TASK PROMPT ::
Find every line with the word "Read". Copy those lines.

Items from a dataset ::
◆ ◆ ◆
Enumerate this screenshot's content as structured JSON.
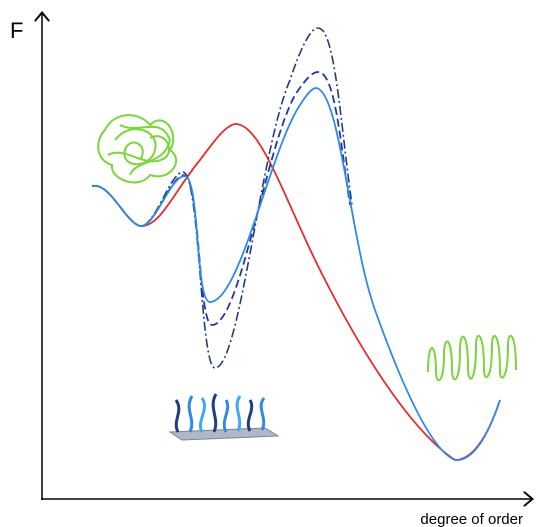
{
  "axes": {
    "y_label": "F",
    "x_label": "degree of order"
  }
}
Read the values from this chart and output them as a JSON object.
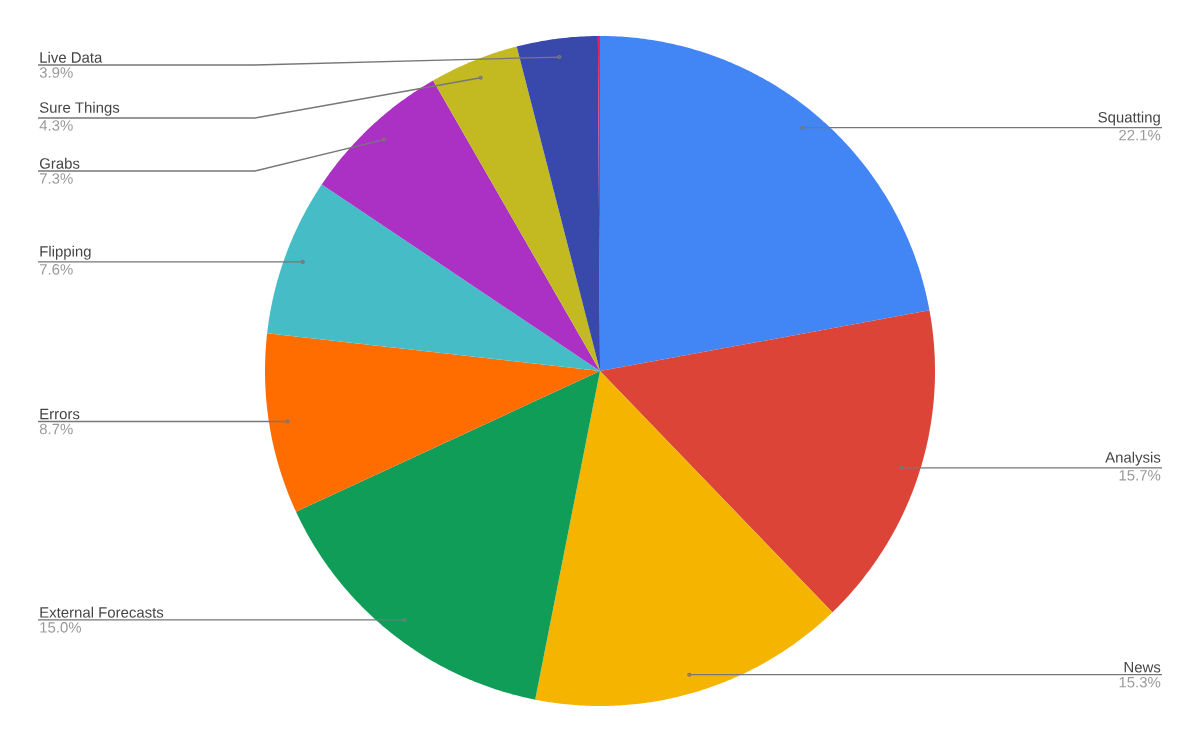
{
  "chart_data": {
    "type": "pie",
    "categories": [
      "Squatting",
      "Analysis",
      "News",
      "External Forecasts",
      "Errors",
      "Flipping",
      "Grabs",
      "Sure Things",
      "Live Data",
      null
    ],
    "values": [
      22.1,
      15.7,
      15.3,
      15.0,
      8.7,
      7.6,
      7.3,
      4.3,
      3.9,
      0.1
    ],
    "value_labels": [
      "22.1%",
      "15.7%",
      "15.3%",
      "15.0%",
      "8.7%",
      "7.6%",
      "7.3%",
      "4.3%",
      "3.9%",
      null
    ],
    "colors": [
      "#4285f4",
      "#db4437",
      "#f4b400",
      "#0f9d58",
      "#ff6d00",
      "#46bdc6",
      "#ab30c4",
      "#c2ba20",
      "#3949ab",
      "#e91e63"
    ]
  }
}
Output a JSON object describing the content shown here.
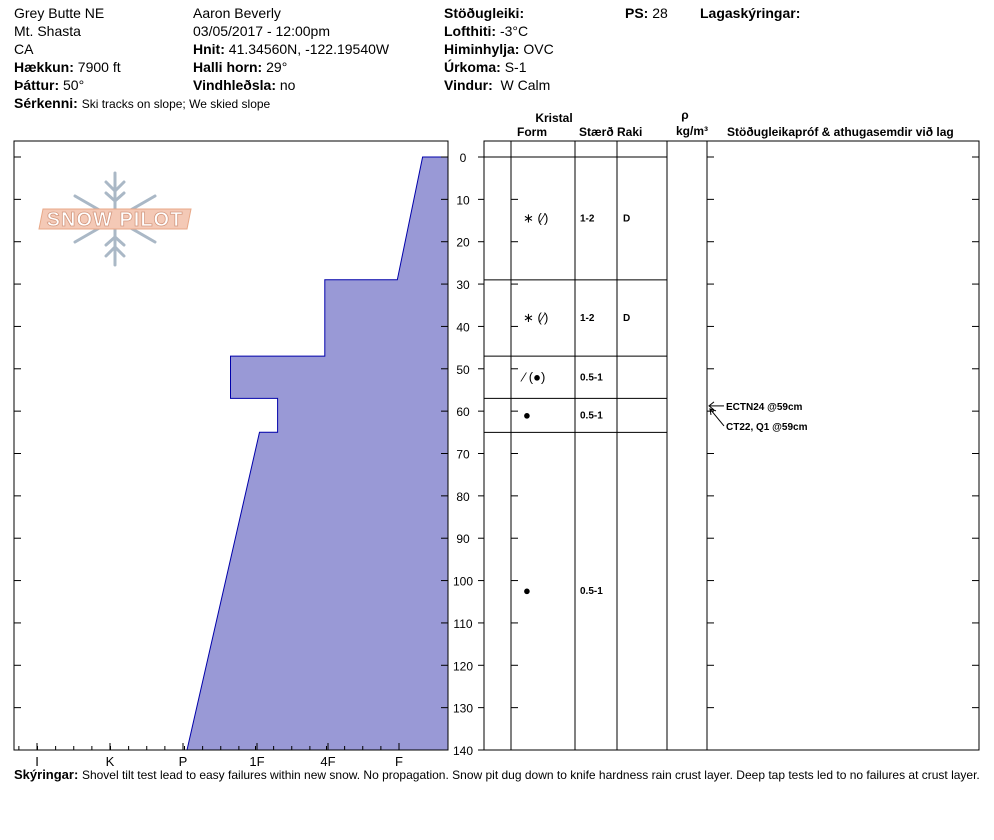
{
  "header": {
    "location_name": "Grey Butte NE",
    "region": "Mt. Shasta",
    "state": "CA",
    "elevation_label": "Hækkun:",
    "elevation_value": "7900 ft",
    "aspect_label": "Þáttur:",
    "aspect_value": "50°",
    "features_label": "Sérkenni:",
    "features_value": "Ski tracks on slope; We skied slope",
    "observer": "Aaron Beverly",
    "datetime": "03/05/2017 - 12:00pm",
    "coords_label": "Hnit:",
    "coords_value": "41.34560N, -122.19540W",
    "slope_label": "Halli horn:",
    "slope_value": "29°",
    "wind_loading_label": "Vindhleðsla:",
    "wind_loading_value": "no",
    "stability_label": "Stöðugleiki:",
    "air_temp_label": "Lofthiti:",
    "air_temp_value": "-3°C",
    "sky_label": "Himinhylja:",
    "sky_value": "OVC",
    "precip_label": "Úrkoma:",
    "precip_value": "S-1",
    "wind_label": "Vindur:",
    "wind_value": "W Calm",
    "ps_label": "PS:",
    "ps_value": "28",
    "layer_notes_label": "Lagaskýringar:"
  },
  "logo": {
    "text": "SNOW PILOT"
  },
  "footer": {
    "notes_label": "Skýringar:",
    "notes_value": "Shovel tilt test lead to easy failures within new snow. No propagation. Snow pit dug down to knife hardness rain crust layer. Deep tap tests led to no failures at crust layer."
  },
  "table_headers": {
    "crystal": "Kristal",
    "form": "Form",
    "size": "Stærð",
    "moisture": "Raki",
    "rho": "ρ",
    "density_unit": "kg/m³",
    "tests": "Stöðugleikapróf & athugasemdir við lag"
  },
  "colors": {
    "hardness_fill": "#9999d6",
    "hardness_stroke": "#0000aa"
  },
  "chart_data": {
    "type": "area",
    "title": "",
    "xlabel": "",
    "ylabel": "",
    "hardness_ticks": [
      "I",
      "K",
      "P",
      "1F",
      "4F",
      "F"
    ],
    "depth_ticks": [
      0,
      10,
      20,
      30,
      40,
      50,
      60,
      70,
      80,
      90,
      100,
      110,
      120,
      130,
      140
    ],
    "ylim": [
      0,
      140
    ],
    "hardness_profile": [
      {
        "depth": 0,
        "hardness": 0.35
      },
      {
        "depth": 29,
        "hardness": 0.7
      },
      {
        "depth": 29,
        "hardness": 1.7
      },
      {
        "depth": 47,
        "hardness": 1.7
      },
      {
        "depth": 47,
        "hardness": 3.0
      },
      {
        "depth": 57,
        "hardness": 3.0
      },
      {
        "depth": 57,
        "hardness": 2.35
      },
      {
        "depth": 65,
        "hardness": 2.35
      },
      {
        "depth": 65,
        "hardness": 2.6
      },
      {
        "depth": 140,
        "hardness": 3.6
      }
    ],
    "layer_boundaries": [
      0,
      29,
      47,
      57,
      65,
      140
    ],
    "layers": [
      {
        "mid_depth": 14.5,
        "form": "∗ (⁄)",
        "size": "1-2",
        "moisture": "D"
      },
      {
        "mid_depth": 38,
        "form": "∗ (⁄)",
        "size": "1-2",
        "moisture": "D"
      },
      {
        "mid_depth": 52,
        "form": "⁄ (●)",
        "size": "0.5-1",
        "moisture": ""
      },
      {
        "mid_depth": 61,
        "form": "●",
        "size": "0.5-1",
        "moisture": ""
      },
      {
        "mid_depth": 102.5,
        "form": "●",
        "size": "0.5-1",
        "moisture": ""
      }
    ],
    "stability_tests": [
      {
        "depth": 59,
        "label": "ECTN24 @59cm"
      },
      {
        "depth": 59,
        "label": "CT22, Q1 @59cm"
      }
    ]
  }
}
◆ ◆ ◆
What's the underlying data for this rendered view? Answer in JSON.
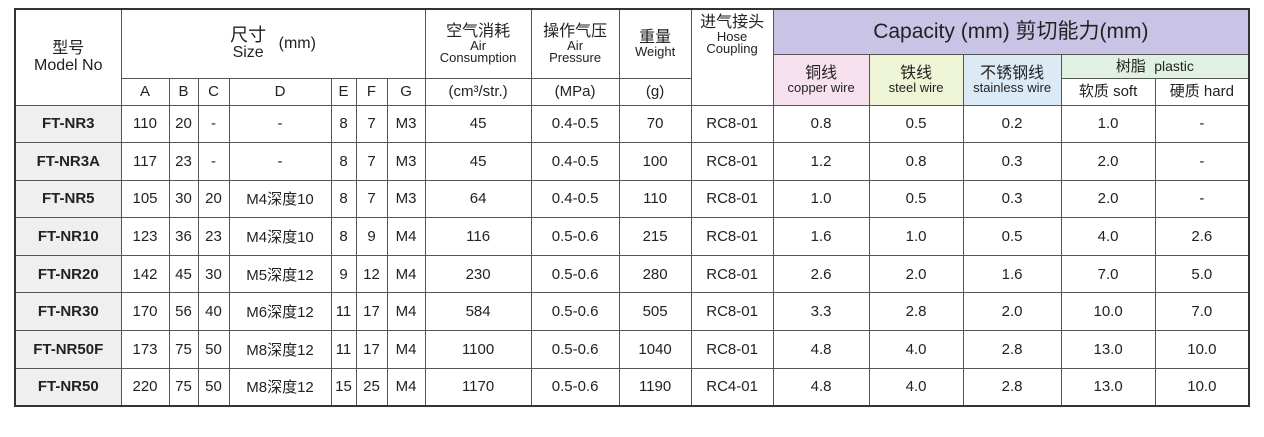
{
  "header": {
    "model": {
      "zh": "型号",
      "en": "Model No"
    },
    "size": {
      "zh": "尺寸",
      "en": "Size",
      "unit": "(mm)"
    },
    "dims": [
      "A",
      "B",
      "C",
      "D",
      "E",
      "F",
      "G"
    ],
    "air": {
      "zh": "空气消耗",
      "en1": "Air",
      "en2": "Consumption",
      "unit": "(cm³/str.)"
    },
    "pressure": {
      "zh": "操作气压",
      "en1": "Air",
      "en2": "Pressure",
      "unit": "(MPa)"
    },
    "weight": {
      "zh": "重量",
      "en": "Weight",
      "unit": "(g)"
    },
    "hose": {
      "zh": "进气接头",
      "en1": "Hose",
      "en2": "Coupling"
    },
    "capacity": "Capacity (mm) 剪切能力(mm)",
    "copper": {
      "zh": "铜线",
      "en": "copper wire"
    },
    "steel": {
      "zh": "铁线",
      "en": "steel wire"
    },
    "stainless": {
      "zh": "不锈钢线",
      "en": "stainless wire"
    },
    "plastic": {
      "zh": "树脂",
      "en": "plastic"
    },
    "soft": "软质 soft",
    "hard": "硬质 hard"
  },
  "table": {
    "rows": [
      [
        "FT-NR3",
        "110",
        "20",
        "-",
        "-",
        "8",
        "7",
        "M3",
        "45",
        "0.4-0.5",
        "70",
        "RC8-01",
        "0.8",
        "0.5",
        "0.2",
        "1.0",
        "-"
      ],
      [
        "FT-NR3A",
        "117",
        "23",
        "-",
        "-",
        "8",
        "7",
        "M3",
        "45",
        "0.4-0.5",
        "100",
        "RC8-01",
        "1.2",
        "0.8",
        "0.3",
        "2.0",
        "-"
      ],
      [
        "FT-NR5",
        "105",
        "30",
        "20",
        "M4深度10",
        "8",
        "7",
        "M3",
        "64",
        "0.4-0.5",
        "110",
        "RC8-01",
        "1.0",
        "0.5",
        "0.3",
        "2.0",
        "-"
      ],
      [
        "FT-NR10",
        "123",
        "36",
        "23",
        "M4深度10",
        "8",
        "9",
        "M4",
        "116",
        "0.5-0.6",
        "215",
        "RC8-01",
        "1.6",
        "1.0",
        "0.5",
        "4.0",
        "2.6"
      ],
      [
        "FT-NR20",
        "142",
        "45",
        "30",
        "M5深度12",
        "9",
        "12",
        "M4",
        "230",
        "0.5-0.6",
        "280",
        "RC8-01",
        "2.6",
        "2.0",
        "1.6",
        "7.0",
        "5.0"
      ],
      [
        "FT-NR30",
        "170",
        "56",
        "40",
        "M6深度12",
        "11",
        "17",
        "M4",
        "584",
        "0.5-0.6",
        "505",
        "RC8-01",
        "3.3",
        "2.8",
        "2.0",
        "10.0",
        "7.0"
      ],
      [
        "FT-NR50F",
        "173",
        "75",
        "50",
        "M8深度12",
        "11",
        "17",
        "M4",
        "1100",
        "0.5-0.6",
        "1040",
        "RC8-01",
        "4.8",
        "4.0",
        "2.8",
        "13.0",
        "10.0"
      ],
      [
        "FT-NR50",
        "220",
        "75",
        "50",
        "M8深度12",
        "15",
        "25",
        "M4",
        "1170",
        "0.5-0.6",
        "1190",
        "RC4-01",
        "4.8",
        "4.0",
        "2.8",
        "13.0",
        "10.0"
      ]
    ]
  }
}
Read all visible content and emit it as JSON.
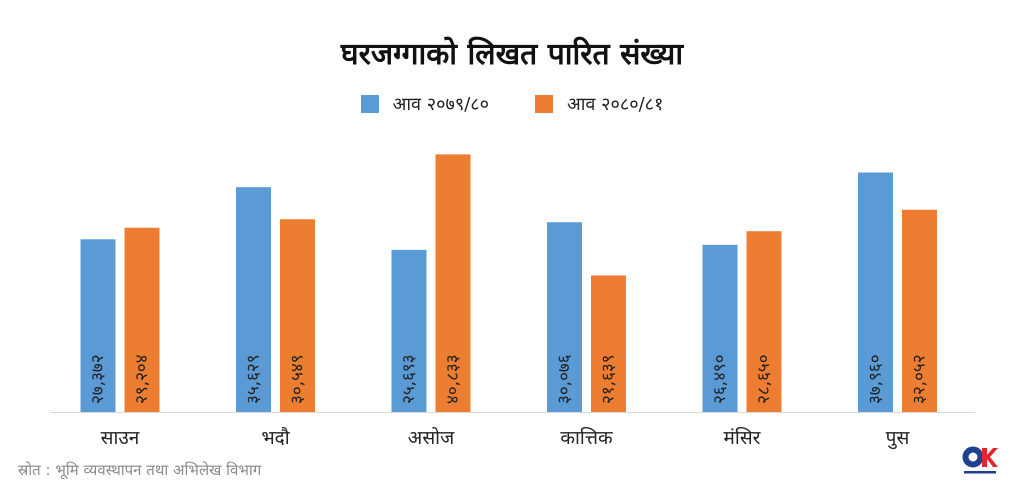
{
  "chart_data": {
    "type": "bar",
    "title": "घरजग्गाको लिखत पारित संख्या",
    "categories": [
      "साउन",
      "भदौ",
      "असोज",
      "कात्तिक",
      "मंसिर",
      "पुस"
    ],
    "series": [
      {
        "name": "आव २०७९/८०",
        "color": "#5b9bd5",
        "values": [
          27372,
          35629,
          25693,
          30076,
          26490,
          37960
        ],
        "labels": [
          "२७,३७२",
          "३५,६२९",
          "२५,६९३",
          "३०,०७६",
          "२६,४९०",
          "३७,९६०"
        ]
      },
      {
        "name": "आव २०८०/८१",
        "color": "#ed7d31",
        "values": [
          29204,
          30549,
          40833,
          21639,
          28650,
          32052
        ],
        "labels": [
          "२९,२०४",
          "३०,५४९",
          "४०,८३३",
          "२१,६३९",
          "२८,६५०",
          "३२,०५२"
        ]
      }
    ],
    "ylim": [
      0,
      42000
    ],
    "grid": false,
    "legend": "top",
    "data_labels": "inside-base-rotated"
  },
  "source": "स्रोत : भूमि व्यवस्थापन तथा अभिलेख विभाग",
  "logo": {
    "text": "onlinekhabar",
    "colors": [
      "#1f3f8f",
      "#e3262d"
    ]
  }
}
◆ ◆ ◆
TASK ANSWER ::
Read the values from this chart and output them as a JSON object.
Read all visible content and emit it as JSON.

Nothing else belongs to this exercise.